TASK PROMPT -
Copy out each line that has "name" in it.

[Records from a collection of figures]
━━━━━━━━━━━━━━━━━━━━━━━━━━━━━━
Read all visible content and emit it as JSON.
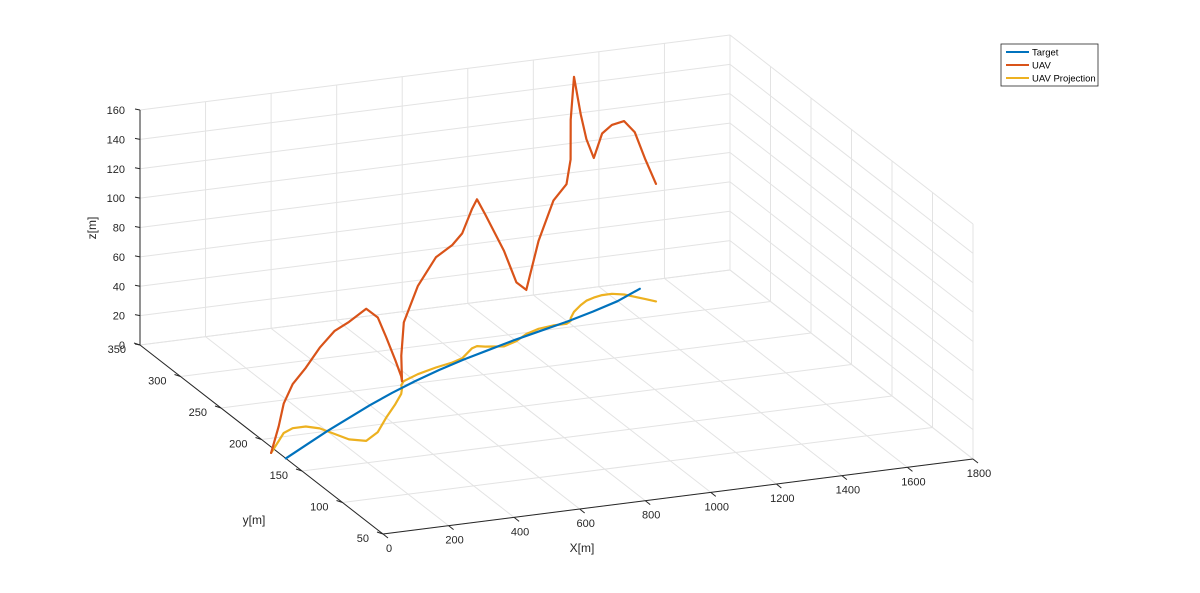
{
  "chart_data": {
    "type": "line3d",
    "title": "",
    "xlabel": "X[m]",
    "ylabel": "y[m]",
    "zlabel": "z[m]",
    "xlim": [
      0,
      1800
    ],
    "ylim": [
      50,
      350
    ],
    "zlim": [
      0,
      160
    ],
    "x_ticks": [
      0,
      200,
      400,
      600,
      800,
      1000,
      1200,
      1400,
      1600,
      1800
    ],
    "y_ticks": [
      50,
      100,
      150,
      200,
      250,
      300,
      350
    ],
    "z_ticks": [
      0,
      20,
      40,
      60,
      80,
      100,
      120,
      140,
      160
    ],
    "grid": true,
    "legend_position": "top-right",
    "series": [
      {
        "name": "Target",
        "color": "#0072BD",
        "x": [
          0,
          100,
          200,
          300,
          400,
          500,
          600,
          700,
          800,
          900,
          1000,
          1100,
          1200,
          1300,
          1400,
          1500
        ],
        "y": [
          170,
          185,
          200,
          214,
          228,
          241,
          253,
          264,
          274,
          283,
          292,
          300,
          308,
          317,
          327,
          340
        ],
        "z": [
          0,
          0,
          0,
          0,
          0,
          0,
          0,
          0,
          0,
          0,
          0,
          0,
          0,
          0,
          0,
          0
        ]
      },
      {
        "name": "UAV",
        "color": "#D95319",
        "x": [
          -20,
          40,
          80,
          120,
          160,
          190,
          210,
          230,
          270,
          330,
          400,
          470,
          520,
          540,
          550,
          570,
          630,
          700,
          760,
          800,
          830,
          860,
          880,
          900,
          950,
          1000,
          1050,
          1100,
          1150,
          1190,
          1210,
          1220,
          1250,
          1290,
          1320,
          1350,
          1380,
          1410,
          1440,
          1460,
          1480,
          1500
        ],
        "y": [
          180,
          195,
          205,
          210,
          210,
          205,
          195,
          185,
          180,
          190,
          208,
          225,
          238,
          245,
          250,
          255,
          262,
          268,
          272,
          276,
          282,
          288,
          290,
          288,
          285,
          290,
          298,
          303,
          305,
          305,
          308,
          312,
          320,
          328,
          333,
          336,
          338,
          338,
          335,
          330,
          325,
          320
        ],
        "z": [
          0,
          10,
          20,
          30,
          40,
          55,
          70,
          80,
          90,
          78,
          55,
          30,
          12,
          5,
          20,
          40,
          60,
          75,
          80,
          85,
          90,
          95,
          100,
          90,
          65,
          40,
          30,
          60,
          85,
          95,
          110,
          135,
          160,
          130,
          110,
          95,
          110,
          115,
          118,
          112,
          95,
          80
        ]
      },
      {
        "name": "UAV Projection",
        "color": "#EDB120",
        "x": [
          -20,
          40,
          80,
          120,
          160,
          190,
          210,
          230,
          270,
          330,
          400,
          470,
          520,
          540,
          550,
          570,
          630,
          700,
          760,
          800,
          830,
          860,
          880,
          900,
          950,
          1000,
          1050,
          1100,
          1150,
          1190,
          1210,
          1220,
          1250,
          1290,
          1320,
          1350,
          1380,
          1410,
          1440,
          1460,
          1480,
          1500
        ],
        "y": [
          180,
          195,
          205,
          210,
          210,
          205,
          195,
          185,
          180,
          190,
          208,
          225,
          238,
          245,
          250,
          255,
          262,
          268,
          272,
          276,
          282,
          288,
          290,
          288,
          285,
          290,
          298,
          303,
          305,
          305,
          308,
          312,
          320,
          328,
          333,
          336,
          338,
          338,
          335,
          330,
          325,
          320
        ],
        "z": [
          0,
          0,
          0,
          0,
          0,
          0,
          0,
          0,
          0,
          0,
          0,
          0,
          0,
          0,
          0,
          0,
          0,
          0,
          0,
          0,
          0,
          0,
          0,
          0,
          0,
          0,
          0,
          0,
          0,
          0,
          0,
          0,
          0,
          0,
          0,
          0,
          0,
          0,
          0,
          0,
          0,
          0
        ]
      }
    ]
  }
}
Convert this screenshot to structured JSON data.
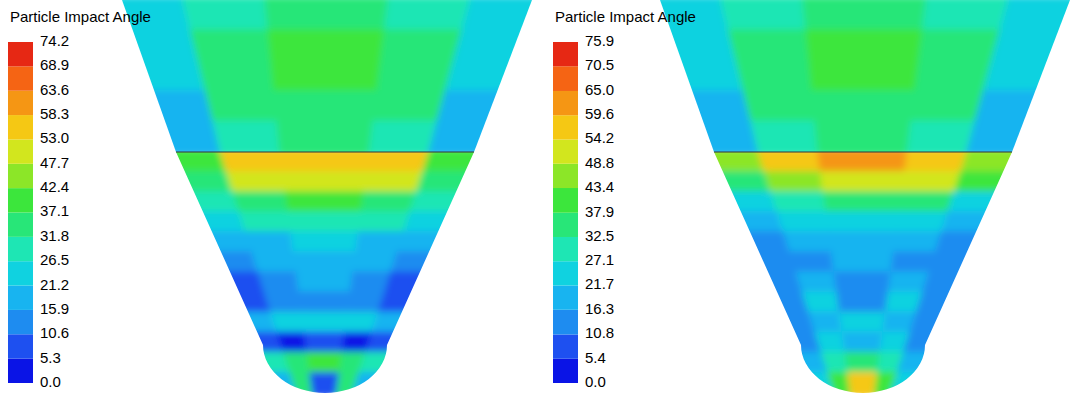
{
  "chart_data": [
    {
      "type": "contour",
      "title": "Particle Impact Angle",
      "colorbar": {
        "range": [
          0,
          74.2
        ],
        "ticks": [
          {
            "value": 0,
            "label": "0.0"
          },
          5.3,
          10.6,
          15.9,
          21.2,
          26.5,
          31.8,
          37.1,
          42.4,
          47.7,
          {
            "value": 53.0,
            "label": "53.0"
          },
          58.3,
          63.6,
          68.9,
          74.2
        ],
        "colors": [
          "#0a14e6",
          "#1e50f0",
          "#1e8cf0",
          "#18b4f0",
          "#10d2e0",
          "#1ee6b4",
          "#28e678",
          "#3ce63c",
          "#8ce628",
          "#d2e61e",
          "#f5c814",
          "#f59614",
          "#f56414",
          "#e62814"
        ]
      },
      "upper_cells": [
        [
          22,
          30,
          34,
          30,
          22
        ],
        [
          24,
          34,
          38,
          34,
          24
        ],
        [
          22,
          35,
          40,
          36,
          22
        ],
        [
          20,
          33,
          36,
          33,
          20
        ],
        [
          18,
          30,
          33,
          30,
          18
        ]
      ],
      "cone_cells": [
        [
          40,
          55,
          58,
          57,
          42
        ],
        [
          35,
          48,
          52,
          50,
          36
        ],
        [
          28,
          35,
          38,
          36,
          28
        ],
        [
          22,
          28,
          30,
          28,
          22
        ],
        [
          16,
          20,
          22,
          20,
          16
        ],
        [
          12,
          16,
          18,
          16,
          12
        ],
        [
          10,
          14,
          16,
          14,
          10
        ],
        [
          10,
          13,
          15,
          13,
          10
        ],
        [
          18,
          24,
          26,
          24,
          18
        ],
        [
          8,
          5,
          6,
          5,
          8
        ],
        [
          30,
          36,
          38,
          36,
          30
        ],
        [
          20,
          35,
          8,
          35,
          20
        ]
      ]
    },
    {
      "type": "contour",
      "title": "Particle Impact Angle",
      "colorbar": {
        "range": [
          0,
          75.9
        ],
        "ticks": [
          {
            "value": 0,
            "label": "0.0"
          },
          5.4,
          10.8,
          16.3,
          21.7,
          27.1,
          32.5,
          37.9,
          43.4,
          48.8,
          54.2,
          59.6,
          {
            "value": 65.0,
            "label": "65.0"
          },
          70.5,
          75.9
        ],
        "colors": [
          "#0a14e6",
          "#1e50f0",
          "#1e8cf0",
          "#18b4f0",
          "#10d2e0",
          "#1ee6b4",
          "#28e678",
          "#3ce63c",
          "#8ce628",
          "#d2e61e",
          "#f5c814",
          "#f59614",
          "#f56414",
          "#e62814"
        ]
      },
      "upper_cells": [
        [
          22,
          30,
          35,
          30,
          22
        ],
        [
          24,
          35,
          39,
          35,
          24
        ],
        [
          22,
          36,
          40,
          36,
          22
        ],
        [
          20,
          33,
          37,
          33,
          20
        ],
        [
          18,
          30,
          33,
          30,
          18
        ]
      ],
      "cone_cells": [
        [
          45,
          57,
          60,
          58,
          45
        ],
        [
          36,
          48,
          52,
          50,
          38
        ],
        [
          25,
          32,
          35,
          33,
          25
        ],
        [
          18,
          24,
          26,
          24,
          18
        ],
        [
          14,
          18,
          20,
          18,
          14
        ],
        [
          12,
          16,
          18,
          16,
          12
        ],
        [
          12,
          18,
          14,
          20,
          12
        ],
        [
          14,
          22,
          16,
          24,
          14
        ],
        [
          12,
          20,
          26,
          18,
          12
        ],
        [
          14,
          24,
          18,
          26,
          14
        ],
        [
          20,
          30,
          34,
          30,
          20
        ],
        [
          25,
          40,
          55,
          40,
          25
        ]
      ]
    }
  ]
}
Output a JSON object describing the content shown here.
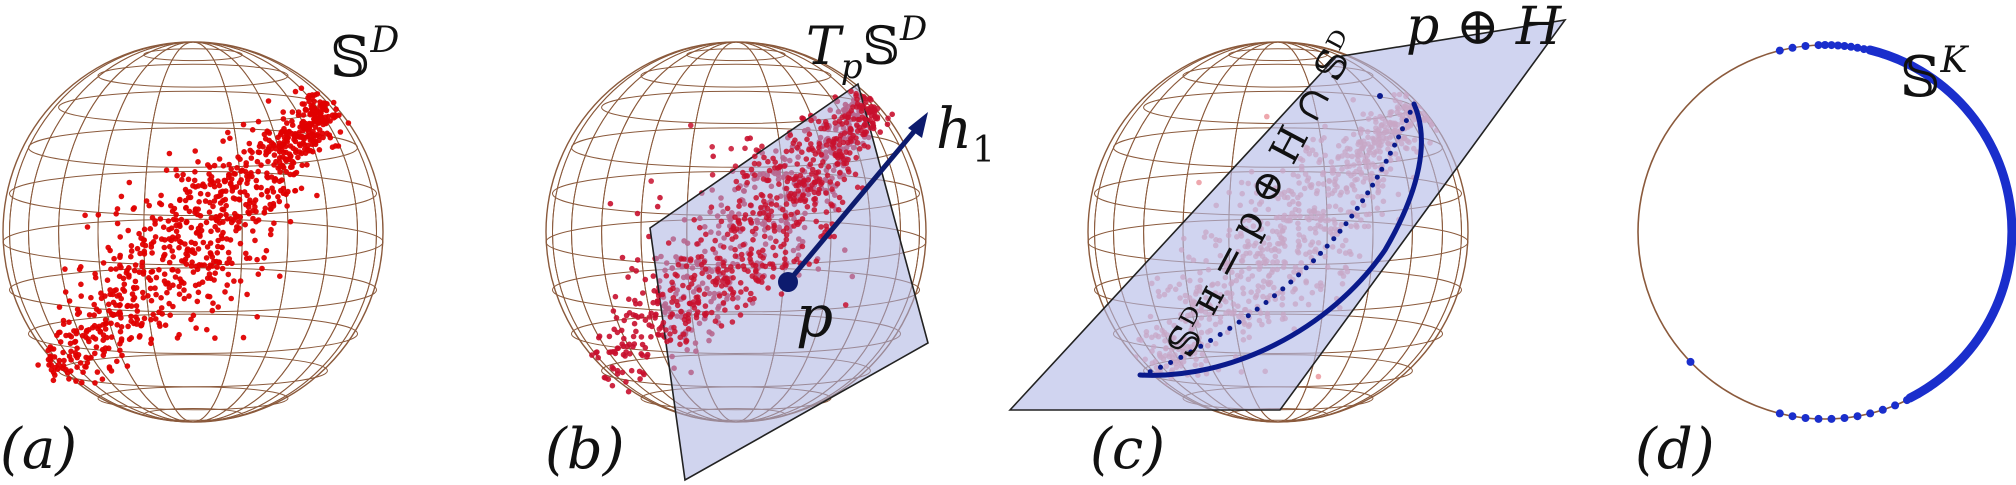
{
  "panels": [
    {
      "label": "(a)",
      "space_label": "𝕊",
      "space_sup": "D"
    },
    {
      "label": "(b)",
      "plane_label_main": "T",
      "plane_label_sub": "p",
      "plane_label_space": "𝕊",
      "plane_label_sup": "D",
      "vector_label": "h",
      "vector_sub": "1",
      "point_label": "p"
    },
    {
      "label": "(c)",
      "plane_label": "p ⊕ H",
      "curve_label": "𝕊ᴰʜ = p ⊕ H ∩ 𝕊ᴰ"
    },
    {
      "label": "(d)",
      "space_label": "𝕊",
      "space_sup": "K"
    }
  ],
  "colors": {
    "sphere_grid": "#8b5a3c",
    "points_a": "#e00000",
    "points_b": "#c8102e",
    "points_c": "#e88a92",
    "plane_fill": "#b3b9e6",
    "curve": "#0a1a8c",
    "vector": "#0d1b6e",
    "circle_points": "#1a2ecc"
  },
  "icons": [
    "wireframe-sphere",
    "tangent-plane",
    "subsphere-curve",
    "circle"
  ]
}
━━━━━━━━━━━━━━━━━━━━━━━━━━━━━━
EXERCISE SOLUTION -
        "name": "Target",
        "name": "UAV",
        "name": "UAV Projection",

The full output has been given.